■ **DESCRIPTION OF THE TASK**
In full and without alteration, repeat the material.

■ **LISTING**
--- Start ---

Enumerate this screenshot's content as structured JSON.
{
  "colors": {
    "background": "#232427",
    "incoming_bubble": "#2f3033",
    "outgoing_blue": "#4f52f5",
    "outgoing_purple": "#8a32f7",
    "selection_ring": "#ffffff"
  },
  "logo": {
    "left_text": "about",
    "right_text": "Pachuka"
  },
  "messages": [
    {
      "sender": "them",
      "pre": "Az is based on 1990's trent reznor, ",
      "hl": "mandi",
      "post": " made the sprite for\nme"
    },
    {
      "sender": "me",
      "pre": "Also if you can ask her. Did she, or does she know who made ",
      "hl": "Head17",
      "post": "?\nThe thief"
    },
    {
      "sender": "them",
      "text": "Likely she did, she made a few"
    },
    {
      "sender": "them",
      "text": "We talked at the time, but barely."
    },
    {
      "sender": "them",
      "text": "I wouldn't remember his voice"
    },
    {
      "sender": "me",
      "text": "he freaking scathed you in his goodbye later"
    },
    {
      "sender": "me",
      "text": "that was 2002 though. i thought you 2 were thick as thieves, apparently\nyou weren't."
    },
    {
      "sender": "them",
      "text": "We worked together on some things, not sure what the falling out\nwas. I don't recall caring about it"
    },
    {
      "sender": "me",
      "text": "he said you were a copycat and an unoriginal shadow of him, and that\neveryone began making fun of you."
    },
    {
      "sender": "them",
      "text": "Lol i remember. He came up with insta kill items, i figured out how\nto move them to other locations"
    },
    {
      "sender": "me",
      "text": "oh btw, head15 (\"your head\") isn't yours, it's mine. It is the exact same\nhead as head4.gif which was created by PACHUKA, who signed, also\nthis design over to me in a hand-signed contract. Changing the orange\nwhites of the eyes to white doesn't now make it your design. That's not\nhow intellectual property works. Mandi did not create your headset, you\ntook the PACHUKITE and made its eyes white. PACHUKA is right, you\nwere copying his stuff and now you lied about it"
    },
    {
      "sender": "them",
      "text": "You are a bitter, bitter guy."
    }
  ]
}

--- End ---

■ **TASK RESULT**
Enumerate this screenshot's content as structured JSON.
{
  "colors": {
    "background": "#232427",
    "incoming_bubble": "#2f3033",
    "outgoing_blue": "#4f52f5",
    "outgoing_purple": "#8a32f7",
    "selection_ring": "#ffffff"
  },
  "logo": {
    "left_text": "about",
    "right_text": "Pachuka"
  },
  "messages": [
    {
      "sender": "them",
      "pre": "Az is based on 1990's trent reznor, ",
      "hl": "mandi",
      "post": " made the sprite for\nme"
    },
    {
      "sender": "me",
      "pre": "Also if you can ask her. Did she, or does she know who made ",
      "hl": "Head17",
      "post": "?\nThe thief"
    },
    {
      "sender": "them",
      "text": "Likely she did, she made a few"
    },
    {
      "sender": "them",
      "text": "We talked at the time, but barely."
    },
    {
      "sender": "them",
      "text": "I wouldn't remember his voice"
    },
    {
      "sender": "me",
      "text": "he freaking scathed you in his goodbye later"
    },
    {
      "sender": "me",
      "text": "that was 2002 though. i thought you 2 were thick as thieves, apparently\nyou weren't."
    },
    {
      "sender": "them",
      "text": "We worked together on some things, not sure what the falling out\nwas. I don't recall caring about it"
    },
    {
      "sender": "me",
      "text": "he said you were a copycat and an unoriginal shadow of him, and that\neveryone began making fun of you."
    },
    {
      "sender": "them",
      "text": "Lol i remember. He came up with insta kill items, i figured out how\nto move them to other locations"
    },
    {
      "sender": "me",
      "text": "oh btw, head15 (\"your head\") isn't yours, it's mine. It is the exact same\nhead as head4.gif which was created by PACHUKA, who signed, also\nthis design over to me in a hand-signed contract. Changing the orange\nwhites of the eyes to white doesn't now make it your design. That's not\nhow intellectual property works. Mandi did not create your headset, you\ntook the PACHUKITE and made its eyes white. PACHUKA is right, you\nwere copying his stuff and now you lied about it"
    },
    {
      "sender": "them",
      "text": "You are a bitter, bitter guy."
    }
  ]
}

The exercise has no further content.